Identify the lines that contain the word "this", then copy them.

[Collected data]
— START —

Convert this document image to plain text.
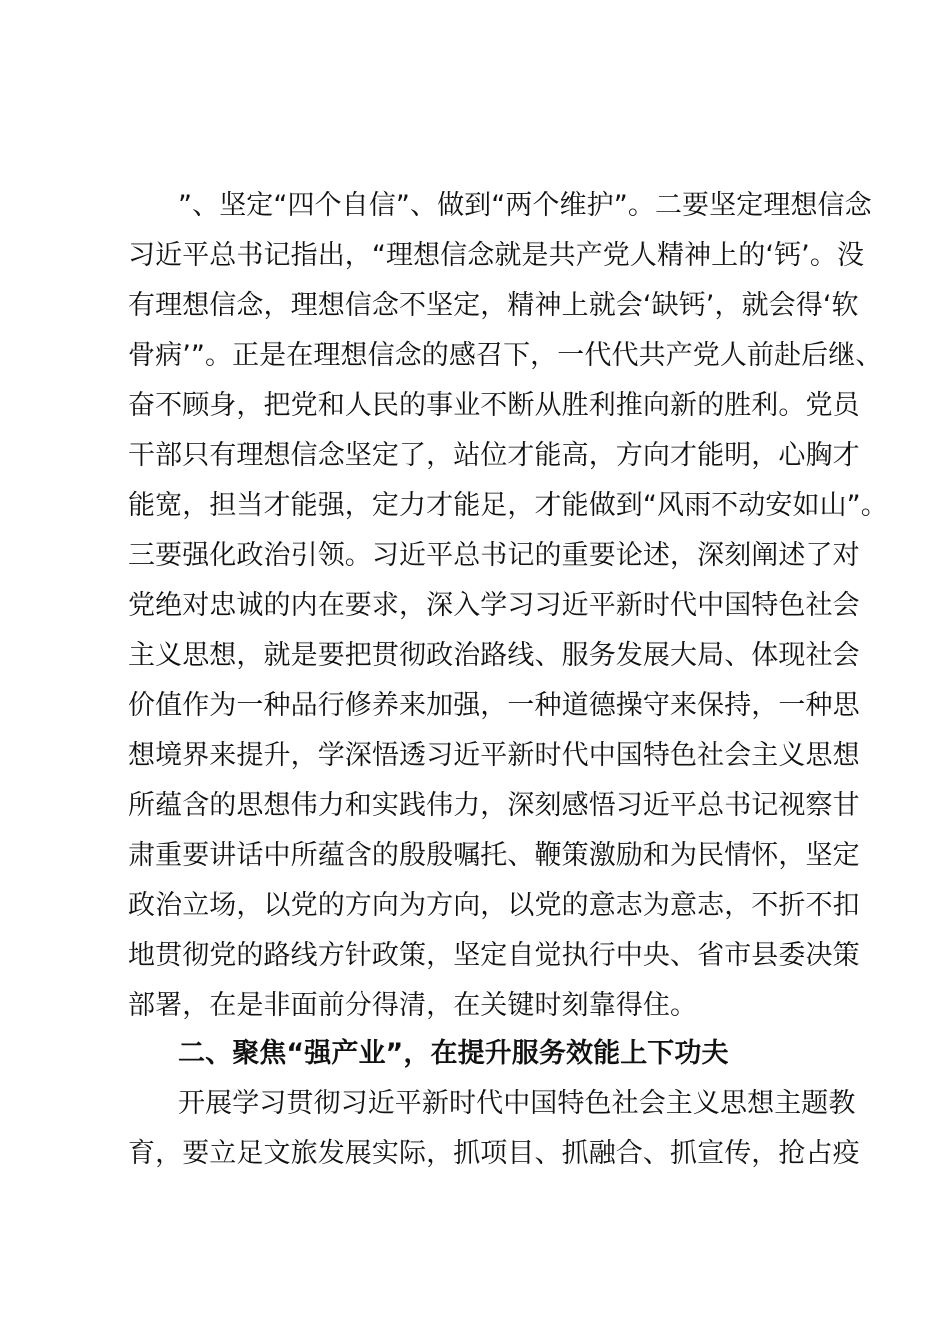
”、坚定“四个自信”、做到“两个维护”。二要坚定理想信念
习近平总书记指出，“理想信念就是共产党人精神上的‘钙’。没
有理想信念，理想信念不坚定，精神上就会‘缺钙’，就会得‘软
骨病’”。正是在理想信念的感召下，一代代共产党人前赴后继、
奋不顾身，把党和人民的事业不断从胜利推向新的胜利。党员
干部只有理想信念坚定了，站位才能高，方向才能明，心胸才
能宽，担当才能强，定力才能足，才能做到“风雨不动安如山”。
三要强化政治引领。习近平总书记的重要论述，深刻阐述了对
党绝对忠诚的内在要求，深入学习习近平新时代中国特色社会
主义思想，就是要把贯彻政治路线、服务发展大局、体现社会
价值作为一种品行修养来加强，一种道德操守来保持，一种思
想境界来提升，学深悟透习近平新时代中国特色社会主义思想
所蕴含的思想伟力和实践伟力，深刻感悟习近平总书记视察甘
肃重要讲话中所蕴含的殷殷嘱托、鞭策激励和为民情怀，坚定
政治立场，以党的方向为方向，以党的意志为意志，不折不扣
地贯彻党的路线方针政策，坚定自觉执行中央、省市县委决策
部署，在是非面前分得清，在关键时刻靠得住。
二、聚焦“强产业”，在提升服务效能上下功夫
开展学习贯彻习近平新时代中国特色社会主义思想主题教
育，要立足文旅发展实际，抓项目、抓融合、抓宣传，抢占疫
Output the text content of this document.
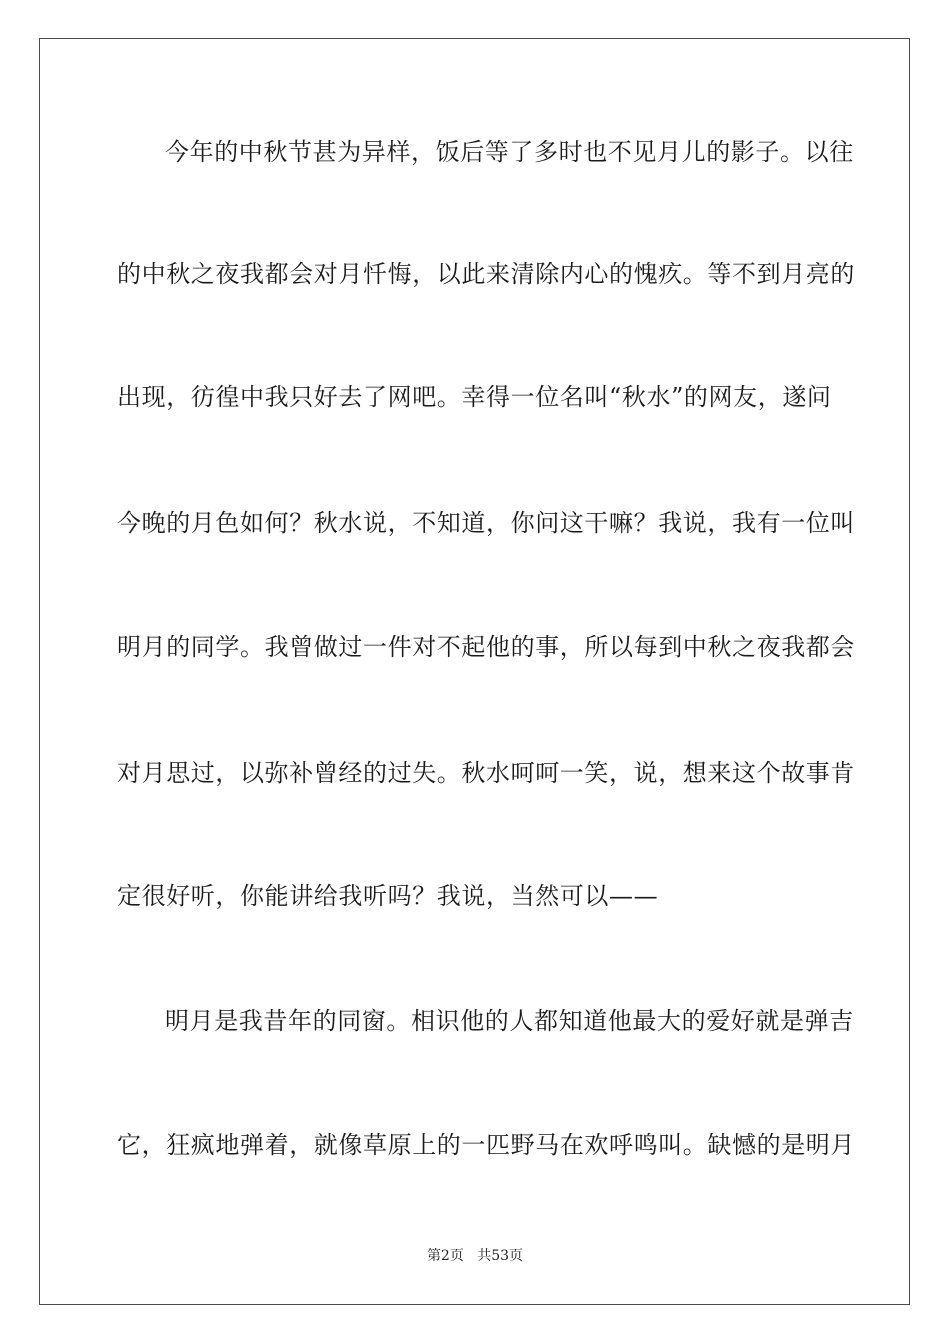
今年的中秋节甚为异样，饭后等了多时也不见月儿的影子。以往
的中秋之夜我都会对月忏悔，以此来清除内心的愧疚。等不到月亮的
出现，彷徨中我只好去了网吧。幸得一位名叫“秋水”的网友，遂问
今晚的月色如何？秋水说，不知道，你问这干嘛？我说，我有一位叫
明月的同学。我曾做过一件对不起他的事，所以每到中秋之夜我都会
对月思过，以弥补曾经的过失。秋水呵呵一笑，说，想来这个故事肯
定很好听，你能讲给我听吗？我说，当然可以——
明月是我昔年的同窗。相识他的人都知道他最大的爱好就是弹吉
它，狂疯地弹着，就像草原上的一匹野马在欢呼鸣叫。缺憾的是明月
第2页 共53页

— END —

▶ [PROBLEM SOLUTION]
Convert this document image to plain text.
Output the text content of this document.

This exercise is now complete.